-- Start of Excerpted records --

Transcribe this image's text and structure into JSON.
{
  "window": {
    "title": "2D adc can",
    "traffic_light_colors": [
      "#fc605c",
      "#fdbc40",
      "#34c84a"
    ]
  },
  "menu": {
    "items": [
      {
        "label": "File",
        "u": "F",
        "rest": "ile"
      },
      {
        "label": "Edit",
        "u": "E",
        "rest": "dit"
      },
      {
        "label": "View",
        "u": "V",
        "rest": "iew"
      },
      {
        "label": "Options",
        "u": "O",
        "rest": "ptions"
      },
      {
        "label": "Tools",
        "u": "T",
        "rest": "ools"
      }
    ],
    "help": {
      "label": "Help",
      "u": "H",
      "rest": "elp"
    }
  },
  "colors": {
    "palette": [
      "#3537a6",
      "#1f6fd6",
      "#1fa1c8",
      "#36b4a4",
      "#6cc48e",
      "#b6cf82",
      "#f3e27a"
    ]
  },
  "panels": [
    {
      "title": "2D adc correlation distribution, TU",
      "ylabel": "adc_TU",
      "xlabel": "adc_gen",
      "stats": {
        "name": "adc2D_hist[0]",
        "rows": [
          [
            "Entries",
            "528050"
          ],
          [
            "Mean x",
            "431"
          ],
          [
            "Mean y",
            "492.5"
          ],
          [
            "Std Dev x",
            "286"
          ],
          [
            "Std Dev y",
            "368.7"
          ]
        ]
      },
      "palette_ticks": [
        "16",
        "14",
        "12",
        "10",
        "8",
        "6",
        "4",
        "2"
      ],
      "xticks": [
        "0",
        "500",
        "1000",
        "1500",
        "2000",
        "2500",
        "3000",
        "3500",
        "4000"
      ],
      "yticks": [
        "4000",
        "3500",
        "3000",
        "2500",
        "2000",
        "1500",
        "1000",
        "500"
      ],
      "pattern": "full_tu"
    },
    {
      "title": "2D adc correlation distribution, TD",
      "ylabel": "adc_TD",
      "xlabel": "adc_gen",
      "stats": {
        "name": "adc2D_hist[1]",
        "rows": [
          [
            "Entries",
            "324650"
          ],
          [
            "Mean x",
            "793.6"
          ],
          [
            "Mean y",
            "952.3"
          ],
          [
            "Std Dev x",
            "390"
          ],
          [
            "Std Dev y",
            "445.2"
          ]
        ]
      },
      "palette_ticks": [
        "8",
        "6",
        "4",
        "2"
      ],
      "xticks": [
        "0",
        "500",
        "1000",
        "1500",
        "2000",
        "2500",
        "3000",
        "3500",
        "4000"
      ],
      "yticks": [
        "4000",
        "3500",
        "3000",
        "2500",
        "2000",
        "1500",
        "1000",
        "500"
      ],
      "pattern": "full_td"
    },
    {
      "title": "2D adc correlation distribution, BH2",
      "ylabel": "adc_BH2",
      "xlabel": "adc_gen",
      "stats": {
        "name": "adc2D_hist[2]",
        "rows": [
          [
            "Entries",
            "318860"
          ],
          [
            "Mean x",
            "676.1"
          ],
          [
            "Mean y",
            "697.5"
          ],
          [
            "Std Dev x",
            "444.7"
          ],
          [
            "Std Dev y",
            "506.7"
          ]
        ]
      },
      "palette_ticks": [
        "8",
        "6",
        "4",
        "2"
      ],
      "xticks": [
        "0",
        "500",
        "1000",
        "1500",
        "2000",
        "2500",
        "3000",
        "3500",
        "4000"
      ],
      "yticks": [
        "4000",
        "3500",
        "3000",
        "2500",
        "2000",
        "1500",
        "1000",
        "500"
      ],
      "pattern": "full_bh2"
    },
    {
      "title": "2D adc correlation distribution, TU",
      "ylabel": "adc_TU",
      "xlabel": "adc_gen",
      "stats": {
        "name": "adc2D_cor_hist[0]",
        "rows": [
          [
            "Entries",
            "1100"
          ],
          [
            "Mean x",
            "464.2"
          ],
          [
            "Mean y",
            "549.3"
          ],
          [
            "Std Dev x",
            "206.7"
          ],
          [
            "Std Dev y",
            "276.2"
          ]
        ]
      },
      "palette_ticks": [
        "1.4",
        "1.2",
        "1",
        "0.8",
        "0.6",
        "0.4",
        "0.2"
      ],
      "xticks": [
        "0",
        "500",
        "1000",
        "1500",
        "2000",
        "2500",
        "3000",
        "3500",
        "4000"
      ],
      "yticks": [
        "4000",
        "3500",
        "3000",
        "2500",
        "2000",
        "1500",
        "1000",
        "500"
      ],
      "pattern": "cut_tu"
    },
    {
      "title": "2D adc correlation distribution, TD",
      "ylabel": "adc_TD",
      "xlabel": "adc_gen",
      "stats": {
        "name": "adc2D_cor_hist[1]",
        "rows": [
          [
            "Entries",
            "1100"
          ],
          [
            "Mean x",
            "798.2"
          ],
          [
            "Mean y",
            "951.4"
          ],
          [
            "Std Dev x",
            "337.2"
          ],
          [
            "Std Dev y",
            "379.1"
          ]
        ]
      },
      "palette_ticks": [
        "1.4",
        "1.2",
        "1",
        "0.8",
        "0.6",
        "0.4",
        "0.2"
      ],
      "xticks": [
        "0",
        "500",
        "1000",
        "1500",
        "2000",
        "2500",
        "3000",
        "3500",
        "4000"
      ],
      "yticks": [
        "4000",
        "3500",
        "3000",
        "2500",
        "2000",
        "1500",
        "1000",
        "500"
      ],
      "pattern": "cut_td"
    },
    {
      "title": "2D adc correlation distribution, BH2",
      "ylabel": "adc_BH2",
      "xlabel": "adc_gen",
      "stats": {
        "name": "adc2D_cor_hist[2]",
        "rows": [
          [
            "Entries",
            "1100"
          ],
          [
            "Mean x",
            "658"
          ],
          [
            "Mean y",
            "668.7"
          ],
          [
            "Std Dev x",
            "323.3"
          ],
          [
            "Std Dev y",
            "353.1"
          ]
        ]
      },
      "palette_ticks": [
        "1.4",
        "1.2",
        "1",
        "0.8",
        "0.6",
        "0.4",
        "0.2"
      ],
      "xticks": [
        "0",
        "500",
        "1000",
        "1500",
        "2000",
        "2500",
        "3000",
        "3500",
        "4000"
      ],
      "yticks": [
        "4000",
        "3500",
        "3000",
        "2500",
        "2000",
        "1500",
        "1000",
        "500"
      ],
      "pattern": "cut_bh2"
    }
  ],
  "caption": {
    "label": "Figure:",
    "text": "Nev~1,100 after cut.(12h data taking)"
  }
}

-- End of Excerpted records --

* _What the task asks_:
Copy out each line above, character for character.

* _Response for this exercise_:
Transcribe this image's text and structure into JSON.
{
  "window": {
    "title": "2D adc can",
    "traffic_light_colors": [
      "#fc605c",
      "#fdbc40",
      "#34c84a"
    ]
  },
  "menu": {
    "items": [
      {
        "label": "File",
        "u": "F",
        "rest": "ile"
      },
      {
        "label": "Edit",
        "u": "E",
        "rest": "dit"
      },
      {
        "label": "View",
        "u": "V",
        "rest": "iew"
      },
      {
        "label": "Options",
        "u": "O",
        "rest": "ptions"
      },
      {
        "label": "Tools",
        "u": "T",
        "rest": "ools"
      }
    ],
    "help": {
      "label": "Help",
      "u": "H",
      "rest": "elp"
    }
  },
  "colors": {
    "palette": [
      "#3537a6",
      "#1f6fd6",
      "#1fa1c8",
      "#36b4a4",
      "#6cc48e",
      "#b6cf82",
      "#f3e27a"
    ]
  },
  "panels": [
    {
      "title": "2D adc correlation distribution, TU",
      "ylabel": "adc_TU",
      "xlabel": "adc_gen",
      "stats": {
        "name": "adc2D_hist[0]",
        "rows": [
          [
            "Entries",
            "528050"
          ],
          [
            "Mean x",
            "431"
          ],
          [
            "Mean y",
            "492.5"
          ],
          [
            "Std Dev x",
            "286"
          ],
          [
            "Std Dev y",
            "368.7"
          ]
        ]
      },
      "palette_ticks": [
        "16",
        "14",
        "12",
        "10",
        "8",
        "6",
        "4",
        "2"
      ],
      "xticks": [
        "0",
        "500",
        "1000",
        "1500",
        "2000",
        "2500",
        "3000",
        "3500",
        "4000"
      ],
      "yticks": [
        "4000",
        "3500",
        "3000",
        "2500",
        "2000",
        "1500",
        "1000",
        "500"
      ],
      "pattern": "full_tu"
    },
    {
      "title": "2D adc correlation distribution, TD",
      "ylabel": "adc_TD",
      "xlabel": "adc_gen",
      "stats": {
        "name": "adc2D_hist[1]",
        "rows": [
          [
            "Entries",
            "324650"
          ],
          [
            "Mean x",
            "793.6"
          ],
          [
            "Mean y",
            "952.3"
          ],
          [
            "Std Dev x",
            "390"
          ],
          [
            "Std Dev y",
            "445.2"
          ]
        ]
      },
      "palette_ticks": [
        "8",
        "6",
        "4",
        "2"
      ],
      "xticks": [
        "0",
        "500",
        "1000",
        "1500",
        "2000",
        "2500",
        "3000",
        "3500",
        "4000"
      ],
      "yticks": [
        "4000",
        "3500",
        "3000",
        "2500",
        "2000",
        "1500",
        "1000",
        "500"
      ],
      "pattern": "full_td"
    },
    {
      "title": "2D adc correlation distribution, BH2",
      "ylabel": "adc_BH2",
      "xlabel": "adc_gen",
      "stats": {
        "name": "adc2D_hist[2]",
        "rows": [
          [
            "Entries",
            "318860"
          ],
          [
            "Mean x",
            "676.1"
          ],
          [
            "Mean y",
            "697.5"
          ],
          [
            "Std Dev x",
            "444.7"
          ],
          [
            "Std Dev y",
            "506.7"
          ]
        ]
      },
      "palette_ticks": [
        "8",
        "6",
        "4",
        "2"
      ],
      "xticks": [
        "0",
        "500",
        "1000",
        "1500",
        "2000",
        "2500",
        "3000",
        "3500",
        "4000"
      ],
      "yticks": [
        "4000",
        "3500",
        "3000",
        "2500",
        "2000",
        "1500",
        "1000",
        "500"
      ],
      "pattern": "full_bh2"
    },
    {
      "title": "2D adc correlation distribution, TU",
      "ylabel": "adc_TU",
      "xlabel": "adc_gen",
      "stats": {
        "name": "adc2D_cor_hist[0]",
        "rows": [
          [
            "Entries",
            "1100"
          ],
          [
            "Mean x",
            "464.2"
          ],
          [
            "Mean y",
            "549.3"
          ],
          [
            "Std Dev x",
            "206.7"
          ],
          [
            "Std Dev y",
            "276.2"
          ]
        ]
      },
      "palette_ticks": [
        "1.4",
        "1.2",
        "1",
        "0.8",
        "0.6",
        "0.4",
        "0.2"
      ],
      "xticks": [
        "0",
        "500",
        "1000",
        "1500",
        "2000",
        "2500",
        "3000",
        "3500",
        "4000"
      ],
      "yticks": [
        "4000",
        "3500",
        "3000",
        "2500",
        "2000",
        "1500",
        "1000",
        "500"
      ],
      "pattern": "cut_tu"
    },
    {
      "title": "2D adc correlation distribution, TD",
      "ylabel": "adc_TD",
      "xlabel": "adc_gen",
      "stats": {
        "name": "adc2D_cor_hist[1]",
        "rows": [
          [
            "Entries",
            "1100"
          ],
          [
            "Mean x",
            "798.2"
          ],
          [
            "Mean y",
            "951.4"
          ],
          [
            "Std Dev x",
            "337.2"
          ],
          [
            "Std Dev y",
            "379.1"
          ]
        ]
      },
      "palette_ticks": [
        "1.4",
        "1.2",
        "1",
        "0.8",
        "0.6",
        "0.4",
        "0.2"
      ],
      "xticks": [
        "0",
        "500",
        "1000",
        "1500",
        "2000",
        "2500",
        "3000",
        "3500",
        "4000"
      ],
      "yticks": [
        "4000",
        "3500",
        "3000",
        "2500",
        "2000",
        "1500",
        "1000",
        "500"
      ],
      "pattern": "cut_td"
    },
    {
      "title": "2D adc correlation distribution, BH2",
      "ylabel": "adc_BH2",
      "xlabel": "adc_gen",
      "stats": {
        "name": "adc2D_cor_hist[2]",
        "rows": [
          [
            "Entries",
            "1100"
          ],
          [
            "Mean x",
            "658"
          ],
          [
            "Mean y",
            "668.7"
          ],
          [
            "Std Dev x",
            "323.3"
          ],
          [
            "Std Dev y",
            "353.1"
          ]
        ]
      },
      "palette_ticks": [
        "1.4",
        "1.2",
        "1",
        "0.8",
        "0.6",
        "0.4",
        "0.2"
      ],
      "xticks": [
        "0",
        "500",
        "1000",
        "1500",
        "2000",
        "2500",
        "3000",
        "3500",
        "4000"
      ],
      "yticks": [
        "4000",
        "3500",
        "3000",
        "2500",
        "2000",
        "1500",
        "1000",
        "500"
      ],
      "pattern": "cut_bh2"
    }
  ],
  "caption": {
    "label": "Figure:",
    "text": "Nev~1,100 after cut.(12h data taking)"
  }
}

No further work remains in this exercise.